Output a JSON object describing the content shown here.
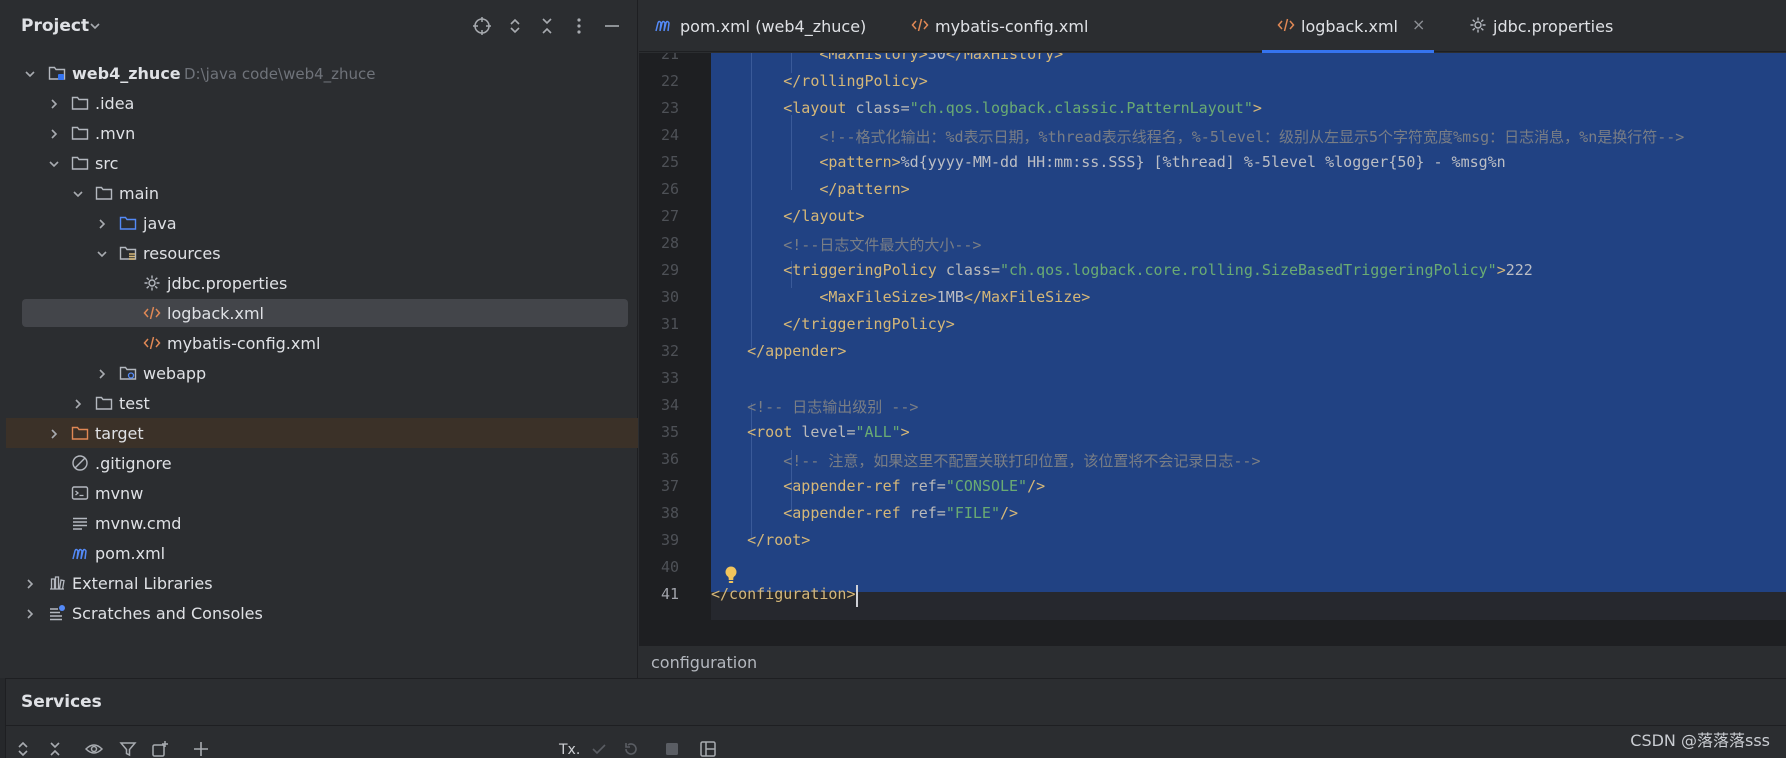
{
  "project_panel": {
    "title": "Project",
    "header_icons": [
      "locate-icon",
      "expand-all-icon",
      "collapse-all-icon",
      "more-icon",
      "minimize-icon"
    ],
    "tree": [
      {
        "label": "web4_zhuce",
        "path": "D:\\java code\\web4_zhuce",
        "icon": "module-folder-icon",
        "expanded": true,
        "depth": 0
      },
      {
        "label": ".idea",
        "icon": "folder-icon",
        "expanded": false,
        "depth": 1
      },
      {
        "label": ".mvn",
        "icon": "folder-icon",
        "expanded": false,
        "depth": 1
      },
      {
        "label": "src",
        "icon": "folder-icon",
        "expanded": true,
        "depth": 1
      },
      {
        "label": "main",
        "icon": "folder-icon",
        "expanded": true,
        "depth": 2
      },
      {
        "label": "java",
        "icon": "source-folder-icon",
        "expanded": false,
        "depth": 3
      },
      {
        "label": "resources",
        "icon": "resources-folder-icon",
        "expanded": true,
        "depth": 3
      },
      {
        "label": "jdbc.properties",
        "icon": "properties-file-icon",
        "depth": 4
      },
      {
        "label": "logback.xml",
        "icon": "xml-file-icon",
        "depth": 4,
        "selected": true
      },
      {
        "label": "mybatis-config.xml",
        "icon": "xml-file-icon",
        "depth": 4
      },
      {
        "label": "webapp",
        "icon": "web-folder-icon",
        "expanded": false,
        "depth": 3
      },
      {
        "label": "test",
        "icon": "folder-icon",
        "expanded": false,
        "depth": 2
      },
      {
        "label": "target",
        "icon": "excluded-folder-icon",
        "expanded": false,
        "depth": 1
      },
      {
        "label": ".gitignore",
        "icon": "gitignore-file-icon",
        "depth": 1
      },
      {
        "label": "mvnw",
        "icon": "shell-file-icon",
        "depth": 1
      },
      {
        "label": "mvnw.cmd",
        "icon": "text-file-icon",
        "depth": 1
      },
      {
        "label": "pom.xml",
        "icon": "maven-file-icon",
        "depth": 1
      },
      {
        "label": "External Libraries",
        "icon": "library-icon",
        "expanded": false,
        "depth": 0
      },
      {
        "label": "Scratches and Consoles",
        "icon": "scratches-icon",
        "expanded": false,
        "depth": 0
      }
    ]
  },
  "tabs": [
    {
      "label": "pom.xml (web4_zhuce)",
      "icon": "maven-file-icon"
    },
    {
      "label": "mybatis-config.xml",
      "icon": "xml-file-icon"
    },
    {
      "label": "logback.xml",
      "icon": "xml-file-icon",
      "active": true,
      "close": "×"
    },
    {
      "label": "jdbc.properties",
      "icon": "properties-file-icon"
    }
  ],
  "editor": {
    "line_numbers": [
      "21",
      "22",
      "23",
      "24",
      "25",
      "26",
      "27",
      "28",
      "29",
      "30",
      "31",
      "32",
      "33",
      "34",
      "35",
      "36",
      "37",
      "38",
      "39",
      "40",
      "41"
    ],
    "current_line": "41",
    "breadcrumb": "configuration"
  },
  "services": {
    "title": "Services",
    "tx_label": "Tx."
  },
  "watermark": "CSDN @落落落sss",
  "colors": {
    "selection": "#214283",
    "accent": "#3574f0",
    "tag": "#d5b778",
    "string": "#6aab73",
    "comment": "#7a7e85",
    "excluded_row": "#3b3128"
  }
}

▶ [Work to do] What is the number of lines holding the word "file"? State it alone.

▶ [Written solution] 11